TASK TO COMPLETE:
Rewrite the data below with every "y-tick-label" changed to "y-axis-value" and nothing else altered.

SUPPLIED RECORDS:
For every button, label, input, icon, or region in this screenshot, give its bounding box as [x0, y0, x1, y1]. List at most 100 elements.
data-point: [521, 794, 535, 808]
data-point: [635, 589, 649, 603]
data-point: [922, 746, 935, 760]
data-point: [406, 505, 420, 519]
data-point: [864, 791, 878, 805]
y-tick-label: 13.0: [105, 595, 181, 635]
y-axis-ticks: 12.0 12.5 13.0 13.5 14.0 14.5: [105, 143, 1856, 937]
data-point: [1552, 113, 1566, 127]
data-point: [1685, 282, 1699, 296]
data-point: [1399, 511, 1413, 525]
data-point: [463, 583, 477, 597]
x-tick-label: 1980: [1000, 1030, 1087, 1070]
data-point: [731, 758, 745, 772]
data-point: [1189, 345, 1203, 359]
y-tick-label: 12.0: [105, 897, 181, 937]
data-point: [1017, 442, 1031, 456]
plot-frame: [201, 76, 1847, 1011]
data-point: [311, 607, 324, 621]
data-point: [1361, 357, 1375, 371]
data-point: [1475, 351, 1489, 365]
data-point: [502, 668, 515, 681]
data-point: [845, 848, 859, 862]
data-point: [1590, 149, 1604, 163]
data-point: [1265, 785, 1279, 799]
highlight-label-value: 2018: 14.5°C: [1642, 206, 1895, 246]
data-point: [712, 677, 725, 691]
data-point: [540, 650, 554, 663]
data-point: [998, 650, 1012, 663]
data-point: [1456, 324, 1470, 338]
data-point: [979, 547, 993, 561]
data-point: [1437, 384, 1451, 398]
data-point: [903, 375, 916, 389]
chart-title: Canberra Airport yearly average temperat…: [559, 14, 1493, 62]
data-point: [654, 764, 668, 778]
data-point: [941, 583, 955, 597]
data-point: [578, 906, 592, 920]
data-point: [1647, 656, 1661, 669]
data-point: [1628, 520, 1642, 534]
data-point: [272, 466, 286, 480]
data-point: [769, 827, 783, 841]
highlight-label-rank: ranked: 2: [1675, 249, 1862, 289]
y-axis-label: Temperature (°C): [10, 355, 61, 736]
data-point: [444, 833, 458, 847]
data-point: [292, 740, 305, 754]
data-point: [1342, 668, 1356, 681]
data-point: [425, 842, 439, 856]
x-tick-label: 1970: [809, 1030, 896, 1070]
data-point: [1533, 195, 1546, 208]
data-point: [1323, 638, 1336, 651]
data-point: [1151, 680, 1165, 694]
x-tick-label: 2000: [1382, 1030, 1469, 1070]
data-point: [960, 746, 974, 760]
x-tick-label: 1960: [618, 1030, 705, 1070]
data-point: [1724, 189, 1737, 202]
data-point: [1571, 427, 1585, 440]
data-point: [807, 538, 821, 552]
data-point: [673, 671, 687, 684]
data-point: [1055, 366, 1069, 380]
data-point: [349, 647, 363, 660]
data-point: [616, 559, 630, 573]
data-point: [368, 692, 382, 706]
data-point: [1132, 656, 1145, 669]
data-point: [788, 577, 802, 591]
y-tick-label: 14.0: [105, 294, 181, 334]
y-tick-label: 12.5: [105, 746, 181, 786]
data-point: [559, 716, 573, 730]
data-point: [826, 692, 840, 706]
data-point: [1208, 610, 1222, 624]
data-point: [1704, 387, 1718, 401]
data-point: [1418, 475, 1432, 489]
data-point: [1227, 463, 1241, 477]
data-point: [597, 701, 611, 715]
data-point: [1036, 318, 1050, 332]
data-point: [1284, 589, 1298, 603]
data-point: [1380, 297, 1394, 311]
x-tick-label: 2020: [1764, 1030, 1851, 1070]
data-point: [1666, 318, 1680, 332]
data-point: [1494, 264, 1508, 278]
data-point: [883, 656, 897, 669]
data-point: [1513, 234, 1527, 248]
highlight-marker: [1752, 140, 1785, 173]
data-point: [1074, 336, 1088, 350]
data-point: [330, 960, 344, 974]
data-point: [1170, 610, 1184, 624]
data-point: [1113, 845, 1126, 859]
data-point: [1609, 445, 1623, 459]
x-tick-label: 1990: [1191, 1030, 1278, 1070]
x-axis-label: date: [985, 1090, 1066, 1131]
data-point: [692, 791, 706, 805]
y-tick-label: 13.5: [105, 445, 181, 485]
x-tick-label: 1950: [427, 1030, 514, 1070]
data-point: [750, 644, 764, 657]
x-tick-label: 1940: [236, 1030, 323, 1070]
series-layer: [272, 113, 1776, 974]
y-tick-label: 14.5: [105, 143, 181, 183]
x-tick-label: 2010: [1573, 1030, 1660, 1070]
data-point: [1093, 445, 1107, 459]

WRITTEN ANSWER:
For every button, label, input, icon, or region in this screenshot, give its bounding box as [x0, y0, x1, y1]. List at most 100 elements.
data-point: [521, 794, 535, 808]
data-point: [635, 589, 649, 603]
data-point: [922, 746, 935, 760]
data-point: [406, 505, 420, 519]
data-point: [864, 791, 878, 805]
y-axis-value: 13.0: [105, 595, 181, 635]
y-axis-ticks: 12.0 12.5 13.0 13.5 14.0 14.5: [105, 143, 1856, 937]
data-point: [1552, 113, 1566, 127]
data-point: [1685, 282, 1699, 296]
data-point: [1399, 511, 1413, 525]
data-point: [463, 583, 477, 597]
x-tick-label: 1980: [1000, 1030, 1087, 1070]
data-point: [731, 758, 745, 772]
data-point: [1189, 345, 1203, 359]
y-axis-value: 12.0: [105, 897, 181, 937]
data-point: [1017, 442, 1031, 456]
plot-frame: [201, 76, 1847, 1011]
data-point: [311, 607, 324, 621]
data-point: [1361, 357, 1375, 371]
data-point: [1475, 351, 1489, 365]
data-point: [502, 668, 515, 681]
data-point: [845, 848, 859, 862]
data-point: [1590, 149, 1604, 163]
data-point: [1265, 785, 1279, 799]
highlight-label-value: 2018: 14.5°C: [1642, 206, 1895, 246]
data-point: [712, 677, 725, 691]
data-point: [540, 650, 554, 663]
data-point: [998, 650, 1012, 663]
data-point: [1456, 324, 1470, 338]
data-point: [979, 547, 993, 561]
data-point: [1437, 384, 1451, 398]
data-point: [903, 375, 916, 389]
chart-title: Canberra Airport yearly average temperat…: [559, 14, 1493, 62]
data-point: [654, 764, 668, 778]
data-point: [941, 583, 955, 597]
data-point: [578, 906, 592, 920]
data-point: [1647, 656, 1661, 669]
data-point: [1628, 520, 1642, 534]
data-point: [272, 466, 286, 480]
data-point: [769, 827, 783, 841]
highlight-label-rank: ranked: 2: [1675, 249, 1862, 289]
y-axis-label: Temperature (°C): [10, 355, 61, 736]
data-point: [444, 833, 458, 847]
data-point: [292, 740, 305, 754]
data-point: [1342, 668, 1356, 681]
data-point: [425, 842, 439, 856]
x-tick-label: 1970: [809, 1030, 896, 1070]
data-point: [1533, 195, 1546, 208]
data-point: [1323, 638, 1336, 651]
data-point: [1151, 680, 1165, 694]
x-tick-label: 2000: [1382, 1030, 1469, 1070]
data-point: [960, 746, 974, 760]
x-tick-label: 1960: [618, 1030, 705, 1070]
data-point: [1724, 189, 1737, 202]
data-point: [1571, 427, 1585, 440]
data-point: [807, 538, 821, 552]
data-point: [673, 671, 687, 684]
data-point: [1055, 366, 1069, 380]
data-point: [349, 647, 363, 660]
data-point: [616, 559, 630, 573]
data-point: [368, 692, 382, 706]
data-point: [1132, 656, 1145, 669]
data-point: [788, 577, 802, 591]
y-axis-value: 14.0: [105, 294, 181, 334]
y-axis-value: 12.5: [105, 746, 181, 786]
data-point: [559, 716, 573, 730]
data-point: [826, 692, 840, 706]
data-point: [1208, 610, 1222, 624]
data-point: [1704, 387, 1718, 401]
data-point: [1418, 475, 1432, 489]
data-point: [1227, 463, 1241, 477]
data-point: [597, 701, 611, 715]
data-point: [1036, 318, 1050, 332]
data-point: [1284, 589, 1298, 603]
data-point: [1380, 297, 1394, 311]
x-tick-label: 2020: [1764, 1030, 1851, 1070]
data-point: [1666, 318, 1680, 332]
data-point: [1494, 264, 1508, 278]
data-point: [883, 656, 897, 669]
data-point: [1513, 234, 1527, 248]
highlight-marker: [1752, 140, 1785, 173]
data-point: [1074, 336, 1088, 350]
data-point: [330, 960, 344, 974]
data-point: [1170, 610, 1184, 624]
data-point: [1113, 845, 1126, 859]
data-point: [1609, 445, 1623, 459]
x-tick-label: 1990: [1191, 1030, 1278, 1070]
x-axis-label: date: [985, 1090, 1066, 1131]
data-point: [692, 791, 706, 805]
y-axis-value: 13.5: [105, 445, 181, 485]
x-tick-label: 1950: [427, 1030, 514, 1070]
data-point: [750, 644, 764, 657]
x-tick-label: 1940: [236, 1030, 323, 1070]
series-layer: [272, 113, 1776, 974]
y-axis-value: 14.5: [105, 143, 181, 183]
x-tick-label: 2010: [1573, 1030, 1660, 1070]
data-point: [1093, 445, 1107, 459]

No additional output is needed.